━━━━━ RAW RECORDS ━━━━━

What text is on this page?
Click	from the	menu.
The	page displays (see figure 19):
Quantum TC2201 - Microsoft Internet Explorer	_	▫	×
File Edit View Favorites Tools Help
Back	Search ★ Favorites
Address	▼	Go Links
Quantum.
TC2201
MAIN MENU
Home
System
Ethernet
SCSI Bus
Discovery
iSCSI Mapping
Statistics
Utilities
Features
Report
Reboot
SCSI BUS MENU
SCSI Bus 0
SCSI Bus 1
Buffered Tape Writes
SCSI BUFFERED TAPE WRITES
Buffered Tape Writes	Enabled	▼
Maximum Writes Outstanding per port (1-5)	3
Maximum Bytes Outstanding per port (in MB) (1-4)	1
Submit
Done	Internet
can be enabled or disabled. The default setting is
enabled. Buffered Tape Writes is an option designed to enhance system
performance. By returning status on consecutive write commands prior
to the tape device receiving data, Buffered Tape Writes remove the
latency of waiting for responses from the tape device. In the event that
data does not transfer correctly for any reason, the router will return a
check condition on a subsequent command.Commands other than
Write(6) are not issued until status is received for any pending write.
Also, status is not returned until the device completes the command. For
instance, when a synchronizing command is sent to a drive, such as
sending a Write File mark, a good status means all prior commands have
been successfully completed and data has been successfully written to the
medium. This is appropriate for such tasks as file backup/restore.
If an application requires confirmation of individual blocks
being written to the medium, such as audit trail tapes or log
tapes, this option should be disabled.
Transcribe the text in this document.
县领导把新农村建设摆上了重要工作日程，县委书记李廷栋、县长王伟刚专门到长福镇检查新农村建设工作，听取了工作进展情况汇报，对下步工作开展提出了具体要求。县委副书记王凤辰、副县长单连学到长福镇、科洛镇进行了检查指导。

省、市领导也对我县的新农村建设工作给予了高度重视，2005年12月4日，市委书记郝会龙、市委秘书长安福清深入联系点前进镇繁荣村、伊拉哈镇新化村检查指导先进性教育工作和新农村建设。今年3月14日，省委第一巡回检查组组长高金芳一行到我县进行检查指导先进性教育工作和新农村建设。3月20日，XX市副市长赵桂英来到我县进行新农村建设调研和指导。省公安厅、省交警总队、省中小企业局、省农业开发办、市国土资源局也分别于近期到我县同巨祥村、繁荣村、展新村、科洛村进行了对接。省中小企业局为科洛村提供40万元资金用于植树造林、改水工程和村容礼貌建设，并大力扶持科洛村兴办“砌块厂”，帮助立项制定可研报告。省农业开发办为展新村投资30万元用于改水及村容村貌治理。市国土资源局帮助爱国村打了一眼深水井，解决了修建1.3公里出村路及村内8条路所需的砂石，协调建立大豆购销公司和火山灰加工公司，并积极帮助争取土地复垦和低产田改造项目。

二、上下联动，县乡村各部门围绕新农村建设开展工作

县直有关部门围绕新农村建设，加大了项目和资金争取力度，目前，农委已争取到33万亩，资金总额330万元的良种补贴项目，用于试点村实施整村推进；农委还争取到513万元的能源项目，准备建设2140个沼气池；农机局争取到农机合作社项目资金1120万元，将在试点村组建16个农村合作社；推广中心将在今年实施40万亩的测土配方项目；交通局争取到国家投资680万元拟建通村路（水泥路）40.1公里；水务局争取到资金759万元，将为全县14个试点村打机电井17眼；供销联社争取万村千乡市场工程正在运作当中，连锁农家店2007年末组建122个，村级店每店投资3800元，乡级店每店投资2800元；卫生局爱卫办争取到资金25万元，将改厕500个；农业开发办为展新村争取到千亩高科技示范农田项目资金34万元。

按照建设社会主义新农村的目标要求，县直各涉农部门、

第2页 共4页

━━━━━

▸ **STATED EXERCISE**
Locate "Transcribe the text in this document." in the material, then quote the line that contains it and all lines after it through the final one.

▸ **EXERCISE ANSWER**
Transcribe the text in this document.
县领导把新农村建设摆上了重要工作日程，县委书记李廷栋、县长王伟刚专门到长福镇检查新农村建设工作，听取了工作进展情况汇报，对下步工作开展提出了具体要求。县委副书记王凤辰、副县长单连学到长福镇、科洛镇进行了检查指导。

省、市领导也对我县的新农村建设工作给予了高度重视，2005年12月4日，市委书记郝会龙、市委秘书长安福清深入联系点前进镇繁荣村、伊拉哈镇新化村检查指导先进性教育工作和新农村建设。今年3月14日，省委第一巡回检查组组长高金芳一行到我县进行检查指导先进性教育工作和新农村建设。3月20日，XX市副市长赵桂英来到我县进行新农村建设调研和指导。省公安厅、省交警总队、省中小企业局、省农业开发办、市国土资源局也分别于近期到我县同巨祥村、繁荣村、展新村、科洛村进行了对接。省中小企业局为科洛村提供40万元资金用于植树造林、改水工程和村容礼貌建设，并大力扶持科洛村兴办“砌块厂”，帮助立项制定可研报告。省农业开发办为展新村投资30万元用于改水及村容村貌治理。市国土资源局帮助爱国村打了一眼深水井，解决了修建1.3公里出村路及村内8条路所需的砂石，协调建立大豆购销公司和火山灰加工公司，并积极帮助争取土地复垦和低产田改造项目。

二、上下联动，县乡村各部门围绕新农村建设开展工作

县直有关部门围绕新农村建设，加大了项目和资金争取力度，目前，农委已争取到33万亩，资金总额330万元的良种补贴项目，用于试点村实施整村推进；农委还争取到513万元的能源项目，准备建设2140个沼气池；农机局争取到农机合作社项目资金1120万元，将在试点村组建16个农村合作社；推广中心将在今年实施40万亩的测土配方项目；交通局争取到国家投资680万元拟建通村路（水泥路）40.1公里；水务局争取到资金759万元，将为全县14个试点村打机电井17眼；供销联社争取万村千乡市场工程正在运作当中，连锁农家店2007年末组建122个，村级店每店投资3800元，乡级店每店投资2800元；卫生局爱卫办争取到资金25万元，将改厕500个；农业开发办为展新村争取到千亩高科技示范农田项目资金34万元。

按照建设社会主义新农村的目标要求，县直各涉农部门、

第2页 共4页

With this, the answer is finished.